-- start of Extracted records --

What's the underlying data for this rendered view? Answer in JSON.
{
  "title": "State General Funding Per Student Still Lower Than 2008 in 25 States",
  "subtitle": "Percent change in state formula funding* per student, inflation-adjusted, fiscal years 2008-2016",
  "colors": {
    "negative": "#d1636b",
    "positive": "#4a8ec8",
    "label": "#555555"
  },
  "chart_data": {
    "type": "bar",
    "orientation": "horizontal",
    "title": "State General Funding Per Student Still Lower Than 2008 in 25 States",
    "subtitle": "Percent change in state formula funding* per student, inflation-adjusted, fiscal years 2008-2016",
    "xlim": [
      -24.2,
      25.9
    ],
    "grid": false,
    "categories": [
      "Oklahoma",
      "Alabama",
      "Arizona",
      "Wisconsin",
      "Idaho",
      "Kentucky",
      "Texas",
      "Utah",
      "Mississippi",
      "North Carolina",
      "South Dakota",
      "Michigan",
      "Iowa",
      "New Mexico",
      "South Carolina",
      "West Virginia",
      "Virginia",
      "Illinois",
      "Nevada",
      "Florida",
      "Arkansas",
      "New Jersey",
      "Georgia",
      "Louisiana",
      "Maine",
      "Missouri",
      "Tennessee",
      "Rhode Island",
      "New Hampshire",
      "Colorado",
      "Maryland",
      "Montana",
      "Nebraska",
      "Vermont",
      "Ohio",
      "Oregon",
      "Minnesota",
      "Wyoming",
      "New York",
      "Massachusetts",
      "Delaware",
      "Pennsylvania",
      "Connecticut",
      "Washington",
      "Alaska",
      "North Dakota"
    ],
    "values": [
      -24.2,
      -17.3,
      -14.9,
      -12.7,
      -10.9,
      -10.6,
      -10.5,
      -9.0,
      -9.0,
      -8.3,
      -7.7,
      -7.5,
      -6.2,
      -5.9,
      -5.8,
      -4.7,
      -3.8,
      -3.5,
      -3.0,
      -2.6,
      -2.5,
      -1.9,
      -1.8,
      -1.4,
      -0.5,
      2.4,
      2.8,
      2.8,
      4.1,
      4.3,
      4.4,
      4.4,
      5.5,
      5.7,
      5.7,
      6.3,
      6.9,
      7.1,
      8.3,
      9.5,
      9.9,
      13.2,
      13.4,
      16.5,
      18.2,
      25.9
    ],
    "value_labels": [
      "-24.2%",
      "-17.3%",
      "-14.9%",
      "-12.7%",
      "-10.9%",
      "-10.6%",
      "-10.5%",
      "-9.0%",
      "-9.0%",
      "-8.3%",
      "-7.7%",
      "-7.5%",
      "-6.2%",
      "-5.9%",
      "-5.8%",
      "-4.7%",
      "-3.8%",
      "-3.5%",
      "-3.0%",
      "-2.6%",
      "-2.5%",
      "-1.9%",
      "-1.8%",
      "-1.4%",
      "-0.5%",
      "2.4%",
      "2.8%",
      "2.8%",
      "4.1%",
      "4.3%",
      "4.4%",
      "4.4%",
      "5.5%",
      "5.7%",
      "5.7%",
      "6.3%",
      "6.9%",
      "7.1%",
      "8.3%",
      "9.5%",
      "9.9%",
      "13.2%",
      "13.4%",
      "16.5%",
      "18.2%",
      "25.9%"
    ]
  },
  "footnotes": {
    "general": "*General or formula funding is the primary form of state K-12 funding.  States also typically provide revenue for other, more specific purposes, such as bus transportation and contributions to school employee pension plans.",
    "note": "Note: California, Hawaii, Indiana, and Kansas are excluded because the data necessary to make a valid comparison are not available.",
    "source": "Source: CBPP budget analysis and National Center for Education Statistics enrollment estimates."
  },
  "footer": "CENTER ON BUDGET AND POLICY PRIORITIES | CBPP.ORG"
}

-- end of Extracted records --

Output the records verbatim, from the first line to the last.

Final result.
What's the underlying data for this rendered view? Answer in JSON.
{
  "title": "State General Funding Per Student Still Lower Than 2008 in 25 States",
  "subtitle": "Percent change in state formula funding* per student, inflation-adjusted, fiscal years 2008-2016",
  "colors": {
    "negative": "#d1636b",
    "positive": "#4a8ec8",
    "label": "#555555"
  },
  "chart_data": {
    "type": "bar",
    "orientation": "horizontal",
    "title": "State General Funding Per Student Still Lower Than 2008 in 25 States",
    "subtitle": "Percent change in state formula funding* per student, inflation-adjusted, fiscal years 2008-2016",
    "xlim": [
      -24.2,
      25.9
    ],
    "grid": false,
    "categories": [
      "Oklahoma",
      "Alabama",
      "Arizona",
      "Wisconsin",
      "Idaho",
      "Kentucky",
      "Texas",
      "Utah",
      "Mississippi",
      "North Carolina",
      "South Dakota",
      "Michigan",
      "Iowa",
      "New Mexico",
      "South Carolina",
      "West Virginia",
      "Virginia",
      "Illinois",
      "Nevada",
      "Florida",
      "Arkansas",
      "New Jersey",
      "Georgia",
      "Louisiana",
      "Maine",
      "Missouri",
      "Tennessee",
      "Rhode Island",
      "New Hampshire",
      "Colorado",
      "Maryland",
      "Montana",
      "Nebraska",
      "Vermont",
      "Ohio",
      "Oregon",
      "Minnesota",
      "Wyoming",
      "New York",
      "Massachusetts",
      "Delaware",
      "Pennsylvania",
      "Connecticut",
      "Washington",
      "Alaska",
      "North Dakota"
    ],
    "values": [
      -24.2,
      -17.3,
      -14.9,
      -12.7,
      -10.9,
      -10.6,
      -10.5,
      -9.0,
      -9.0,
      -8.3,
      -7.7,
      -7.5,
      -6.2,
      -5.9,
      -5.8,
      -4.7,
      -3.8,
      -3.5,
      -3.0,
      -2.6,
      -2.5,
      -1.9,
      -1.8,
      -1.4,
      -0.5,
      2.4,
      2.8,
      2.8,
      4.1,
      4.3,
      4.4,
      4.4,
      5.5,
      5.7,
      5.7,
      6.3,
      6.9,
      7.1,
      8.3,
      9.5,
      9.9,
      13.2,
      13.4,
      16.5,
      18.2,
      25.9
    ],
    "value_labels": [
      "-24.2%",
      "-17.3%",
      "-14.9%",
      "-12.7%",
      "-10.9%",
      "-10.6%",
      "-10.5%",
      "-9.0%",
      "-9.0%",
      "-8.3%",
      "-7.7%",
      "-7.5%",
      "-6.2%",
      "-5.9%",
      "-5.8%",
      "-4.7%",
      "-3.8%",
      "-3.5%",
      "-3.0%",
      "-2.6%",
      "-2.5%",
      "-1.9%",
      "-1.8%",
      "-1.4%",
      "-0.5%",
      "2.4%",
      "2.8%",
      "2.8%",
      "4.1%",
      "4.3%",
      "4.4%",
      "4.4%",
      "5.5%",
      "5.7%",
      "5.7%",
      "6.3%",
      "6.9%",
      "7.1%",
      "8.3%",
      "9.5%",
      "9.9%",
      "13.2%",
      "13.4%",
      "16.5%",
      "18.2%",
      "25.9%"
    ]
  },
  "footnotes": {
    "general": "*General or formula funding is the primary form of state K-12 funding.  States also typically provide revenue for other, more specific purposes, such as bus transportation and contributions to school employee pension plans.",
    "note": "Note: California, Hawaii, Indiana, and Kansas are excluded because the data necessary to make a valid comparison are not available.",
    "source": "Source: CBPP budget analysis and National Center for Education Statistics enrollment estimates."
  },
  "footer": "CENTER ON BUDGET AND POLICY PRIORITIES | CBPP.ORG"
}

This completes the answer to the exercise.